RECORDS PROVIDED:
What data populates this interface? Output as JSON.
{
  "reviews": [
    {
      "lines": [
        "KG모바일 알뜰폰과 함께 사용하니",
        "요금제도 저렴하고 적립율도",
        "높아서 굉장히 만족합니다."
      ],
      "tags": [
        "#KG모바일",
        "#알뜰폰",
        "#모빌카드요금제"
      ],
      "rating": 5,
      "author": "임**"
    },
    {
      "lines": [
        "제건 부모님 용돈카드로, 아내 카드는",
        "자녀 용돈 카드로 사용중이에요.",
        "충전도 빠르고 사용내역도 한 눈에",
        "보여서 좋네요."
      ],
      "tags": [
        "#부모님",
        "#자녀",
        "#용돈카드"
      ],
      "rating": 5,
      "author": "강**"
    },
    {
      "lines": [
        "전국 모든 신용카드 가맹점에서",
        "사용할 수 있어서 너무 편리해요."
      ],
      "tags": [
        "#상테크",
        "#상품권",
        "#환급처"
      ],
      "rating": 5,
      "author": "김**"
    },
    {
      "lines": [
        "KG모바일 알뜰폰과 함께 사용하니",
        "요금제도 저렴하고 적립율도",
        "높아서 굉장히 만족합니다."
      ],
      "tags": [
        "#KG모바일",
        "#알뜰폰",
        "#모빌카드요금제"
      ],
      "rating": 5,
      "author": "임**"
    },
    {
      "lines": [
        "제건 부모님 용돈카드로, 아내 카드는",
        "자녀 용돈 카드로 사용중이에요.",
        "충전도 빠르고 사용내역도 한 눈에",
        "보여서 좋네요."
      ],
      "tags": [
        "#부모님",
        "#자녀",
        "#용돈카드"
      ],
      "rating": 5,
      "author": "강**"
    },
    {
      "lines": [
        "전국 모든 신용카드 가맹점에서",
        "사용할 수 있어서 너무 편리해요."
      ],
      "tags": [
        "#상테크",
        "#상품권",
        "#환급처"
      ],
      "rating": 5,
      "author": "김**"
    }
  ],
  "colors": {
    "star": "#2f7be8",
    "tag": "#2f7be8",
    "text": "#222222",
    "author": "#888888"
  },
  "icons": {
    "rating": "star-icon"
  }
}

INSTRUCTIONS FOR THE TASK:
Retype every record above exactly as written.

SOLUTION:
What data populates this interface? Output as JSON.
{
  "reviews": [
    {
      "lines": [
        "KG모바일 알뜰폰과 함께 사용하니",
        "요금제도 저렴하고 적립율도",
        "높아서 굉장히 만족합니다."
      ],
      "tags": [
        "#KG모바일",
        "#알뜰폰",
        "#모빌카드요금제"
      ],
      "rating": 5,
      "author": "임**"
    },
    {
      "lines": [
        "제건 부모님 용돈카드로, 아내 카드는",
        "자녀 용돈 카드로 사용중이에요.",
        "충전도 빠르고 사용내역도 한 눈에",
        "보여서 좋네요."
      ],
      "tags": [
        "#부모님",
        "#자녀",
        "#용돈카드"
      ],
      "rating": 5,
      "author": "강**"
    },
    {
      "lines": [
        "전국 모든 신용카드 가맹점에서",
        "사용할 수 있어서 너무 편리해요."
      ],
      "tags": [
        "#상테크",
        "#상품권",
        "#환급처"
      ],
      "rating": 5,
      "author": "김**"
    },
    {
      "lines": [
        "KG모바일 알뜰폰과 함께 사용하니",
        "요금제도 저렴하고 적립율도",
        "높아서 굉장히 만족합니다."
      ],
      "tags": [
        "#KG모바일",
        "#알뜰폰",
        "#모빌카드요금제"
      ],
      "rating": 5,
      "author": "임**"
    },
    {
      "lines": [
        "제건 부모님 용돈카드로, 아내 카드는",
        "자녀 용돈 카드로 사용중이에요.",
        "충전도 빠르고 사용내역도 한 눈에",
        "보여서 좋네요."
      ],
      "tags": [
        "#부모님",
        "#자녀",
        "#용돈카드"
      ],
      "rating": 5,
      "author": "강**"
    },
    {
      "lines": [
        "전국 모든 신용카드 가맹점에서",
        "사용할 수 있어서 너무 편리해요."
      ],
      "tags": [
        "#상테크",
        "#상품권",
        "#환급처"
      ],
      "rating": 5,
      "author": "김**"
    }
  ],
  "colors": {
    "star": "#2f7be8",
    "tag": "#2f7be8",
    "text": "#222222",
    "author": "#888888"
  },
  "icons": {
    "rating": "star-icon"
  }
}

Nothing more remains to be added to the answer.